## Instructions for the task
Count how many lines contain the word "have". Please give only the number.

## START

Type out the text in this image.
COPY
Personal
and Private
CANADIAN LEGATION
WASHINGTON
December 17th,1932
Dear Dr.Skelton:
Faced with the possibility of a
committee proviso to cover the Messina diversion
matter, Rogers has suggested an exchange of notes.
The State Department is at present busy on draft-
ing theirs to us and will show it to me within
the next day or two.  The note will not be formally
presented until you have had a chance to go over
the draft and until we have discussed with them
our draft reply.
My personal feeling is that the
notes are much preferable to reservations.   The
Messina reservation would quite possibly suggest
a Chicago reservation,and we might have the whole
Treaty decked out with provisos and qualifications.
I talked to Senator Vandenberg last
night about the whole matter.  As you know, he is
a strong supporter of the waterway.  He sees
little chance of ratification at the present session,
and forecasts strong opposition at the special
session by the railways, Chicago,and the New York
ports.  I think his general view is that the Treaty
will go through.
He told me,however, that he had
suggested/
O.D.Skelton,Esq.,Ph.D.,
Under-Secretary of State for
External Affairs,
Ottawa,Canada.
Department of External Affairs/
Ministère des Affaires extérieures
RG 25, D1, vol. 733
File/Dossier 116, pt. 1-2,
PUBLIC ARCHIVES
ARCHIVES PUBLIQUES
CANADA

## END

## Solved problem
3